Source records
┌────────

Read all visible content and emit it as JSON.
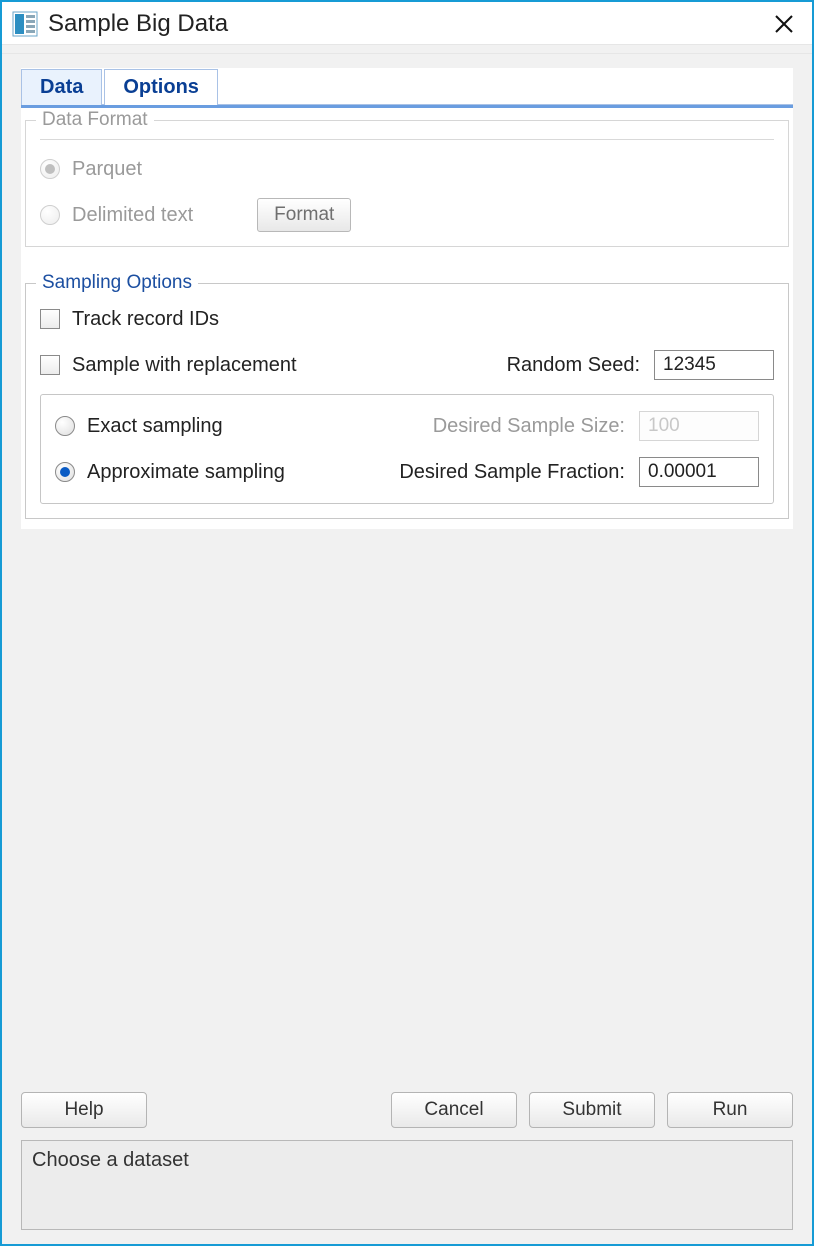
{
  "window": {
    "title": "Sample Big Data"
  },
  "tabs": {
    "data": "Data",
    "options": "Options"
  },
  "dataFormat": {
    "legend": "Data Format",
    "parquet": "Parquet",
    "delimited": "Delimited text",
    "formatButton": "Format"
  },
  "sampling": {
    "legend": "Sampling Options",
    "trackIds": "Track record IDs",
    "withReplacement": "Sample with replacement",
    "randomSeedLabel": "Random Seed:",
    "randomSeedValue": "12345",
    "exact": "Exact sampling",
    "desiredSizeLabel": "Desired Sample Size:",
    "desiredSizeValue": "100",
    "approx": "Approximate sampling",
    "desiredFractionLabel": "Desired Sample Fraction:",
    "desiredFractionValue": "0.00001"
  },
  "buttons": {
    "help": "Help",
    "cancel": "Cancel",
    "submit": "Submit",
    "run": "Run"
  },
  "status": {
    "message": "Choose a dataset"
  }
}
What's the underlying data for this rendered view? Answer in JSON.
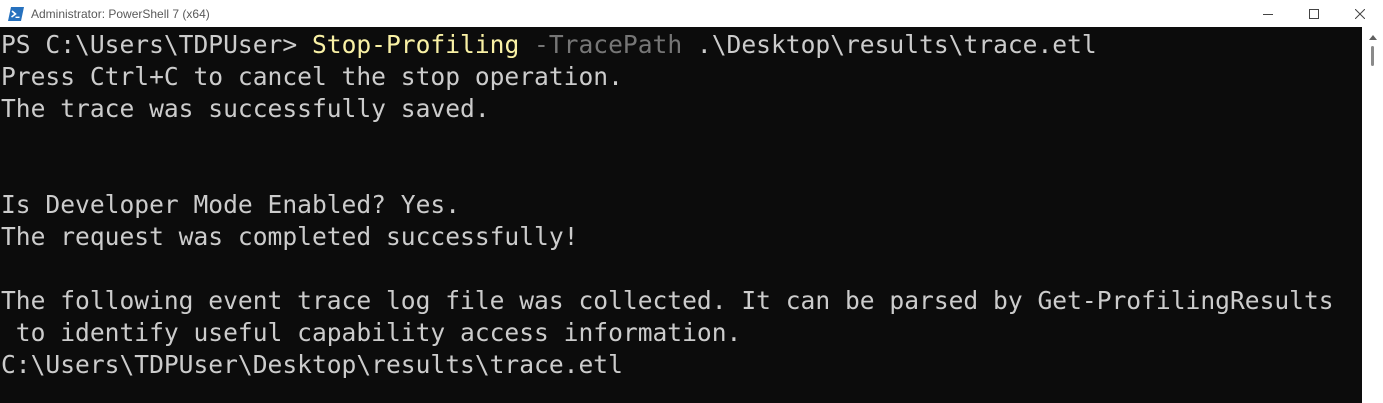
{
  "window": {
    "title": "Administrator: PowerShell 7 (x64)",
    "app_icon": "powershell-icon",
    "controls": [
      "minimize-icon",
      "maximize-icon",
      "close-icon"
    ]
  },
  "console": {
    "prompt": "PS C:\\Users\\TDPUser> ",
    "command_name": "Stop-Profiling",
    "command_param": " -TracePath",
    "command_arg": " .\\Desktop\\results\\trace.etl",
    "lines": [
      "Press Ctrl+C to cancel the stop operation.",
      "The trace was successfully saved.",
      "",
      "",
      "Is Developer Mode Enabled? Yes.",
      "The request was completed successfully!",
      "",
      "The following event trace log file was collected. It can be parsed by Get-ProfilingResults",
      " to identify useful capability access information.",
      "C:\\Users\\TDPUser\\Desktop\\results\\trace.etl"
    ]
  },
  "colors": {
    "background": "#0c0c0c",
    "foreground": "#cccccc",
    "command": "#f9f1a5",
    "parameter": "#767676"
  }
}
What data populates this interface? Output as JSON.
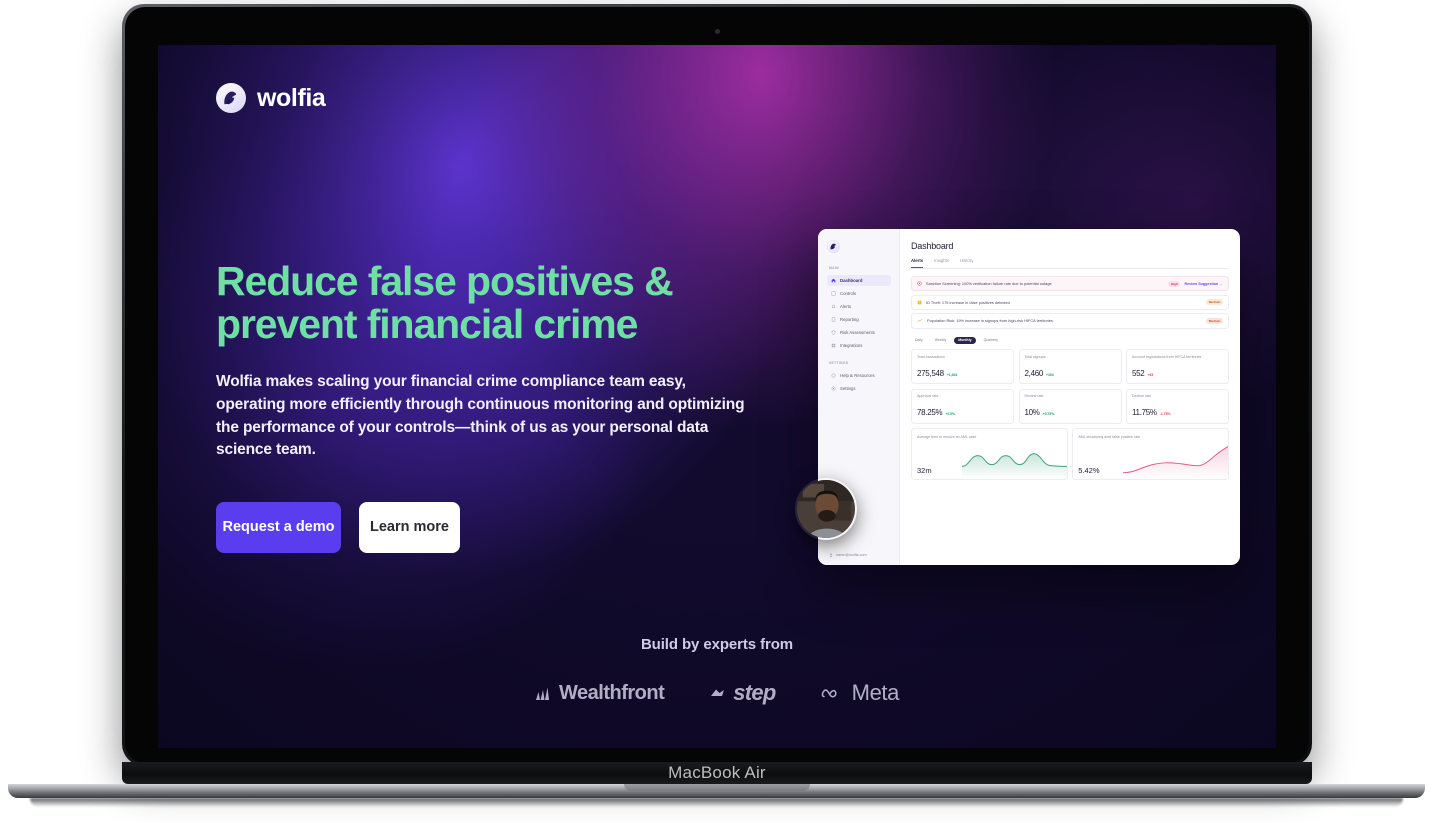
{
  "brand": {
    "name": "wolfia",
    "logo_icon": "wolf-logo-icon"
  },
  "hero": {
    "headline_line1": "Reduce false positives &",
    "headline_line2": "prevent financial crime",
    "subcopy": "Wolfia makes scaling your financial crime compliance team easy, operating more efficiently through continuous monitoring and optimizing the performance of your controls—think of us as your personal data science team.",
    "primary_cta": "Request a demo",
    "secondary_cta": "Learn more",
    "headline_color": "#6fe0a3",
    "primary_cta_color": "#5b3df0"
  },
  "experts": {
    "label": "Build by experts from",
    "logos": [
      {
        "name": "Wealthfront",
        "icon": "wealthfront-icon"
      },
      {
        "name": "step",
        "icon": "step-icon"
      },
      {
        "name": "Meta",
        "icon": "meta-infinity-icon"
      }
    ]
  },
  "device": {
    "model_label": "MacBook Air"
  },
  "dashboard": {
    "sidebar": {
      "logo_icon": "wolf-logo-icon",
      "sections": [
        {
          "label": "Main",
          "items": [
            {
              "label": "Dashboard",
              "icon": "home-icon",
              "active": true
            },
            {
              "label": "Controls",
              "icon": "sliders-icon",
              "active": false
            },
            {
              "label": "Alerts",
              "icon": "bell-icon",
              "active": false
            },
            {
              "label": "Reporting",
              "icon": "document-icon",
              "active": false
            },
            {
              "label": "Risk Assessments",
              "icon": "shield-icon",
              "active": false
            },
            {
              "label": "Integrations",
              "icon": "grid-icon",
              "active": false
            }
          ]
        },
        {
          "label": "Settings",
          "items": [
            {
              "label": "Help & Resources",
              "icon": "question-icon",
              "active": false
            },
            {
              "label": "Settings",
              "icon": "gear-icon",
              "active": false
            }
          ]
        }
      ],
      "account_email": "naren@wolfia.com",
      "account_icon": "user-icon"
    },
    "page_title": "Dashboard",
    "tabs": [
      {
        "label": "Alerts",
        "active": true
      },
      {
        "label": "Insights",
        "active": false
      },
      {
        "label": "History",
        "active": false
      }
    ],
    "alerts": [
      {
        "icon": "alert-circle-icon",
        "text": "Sanction Screening: 100% verification failure rate due to potential outage",
        "severity": "High",
        "action": "Review Suggestion →"
      },
      {
        "icon": "warning-square-icon",
        "text": "ID Theft: 175 increase in false positives detected",
        "severity": "Medium",
        "action": ""
      },
      {
        "icon": "trend-up-icon",
        "text": "Population Risk: 19% increase in signups from high-risk HIFCA territories",
        "severity": "Medium",
        "action": ""
      }
    ],
    "range_chips": [
      {
        "label": "Daily",
        "active": false
      },
      {
        "label": "Weekly",
        "active": false
      },
      {
        "label": "Monthly",
        "active": true
      },
      {
        "label": "Quarterly",
        "active": false
      }
    ],
    "kpis": [
      {
        "label": "Total transactions",
        "value": "275,548",
        "delta": "+1,404",
        "direction": "up"
      },
      {
        "label": "Total signups",
        "value": "2,460",
        "delta": "+304",
        "direction": "up"
      },
      {
        "label": "Account registrations from HIFCA territories",
        "value": "552",
        "delta": "+45",
        "direction": "down"
      },
      {
        "label": "Approval rate",
        "value": "78.25%",
        "delta": "+2.5%",
        "direction": "up"
      },
      {
        "label": "Review rate",
        "value": "10%",
        "delta": "+0.75%",
        "direction": "up"
      },
      {
        "label": "Decline rate",
        "value": "11.75%",
        "delta": "-1.75%",
        "direction": "down"
      }
    ],
    "charts": [
      {
        "label": "Average time to resolve an AML case",
        "value": "32m",
        "color": "#3fa37a",
        "type": "area"
      },
      {
        "label": "AML structuring alert false positive rate",
        "value": "5.42%",
        "color": "#dc5c86",
        "type": "area"
      }
    ]
  },
  "chart_data": [
    {
      "type": "area",
      "title": "Average time to resolve an AML case",
      "value_label": "32m",
      "x": [
        0,
        1,
        2,
        3,
        4,
        5,
        6,
        7,
        8,
        9,
        10,
        11,
        12
      ],
      "values": [
        30,
        34,
        31,
        35,
        31,
        35,
        31,
        36,
        33,
        31,
        30,
        30,
        30
      ],
      "ylabel": "minutes",
      "color": "#3fa37a",
      "grid": false,
      "legend": "none"
    },
    {
      "type": "area",
      "title": "AML structuring alert false positive rate",
      "value_label": "5.42%",
      "x": [
        0,
        1,
        2,
        3,
        4,
        5,
        6,
        7,
        8,
        9,
        10,
        11,
        12
      ],
      "values": [
        2.0,
        2.1,
        2.5,
        3.2,
        3.8,
        4.0,
        4.0,
        3.8,
        3.7,
        4.2,
        5.0,
        5.3,
        5.42
      ],
      "ylabel": "percent",
      "color": "#dc5c86",
      "grid": false,
      "legend": "none"
    }
  ]
}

└────────

Exercise
Pick out the lines that include the word "Risk" and write them out.

The response
              "label": "Risk Assessments",
        "text": "Population Risk: 19% increase in signups from high-risk HIFCA territories",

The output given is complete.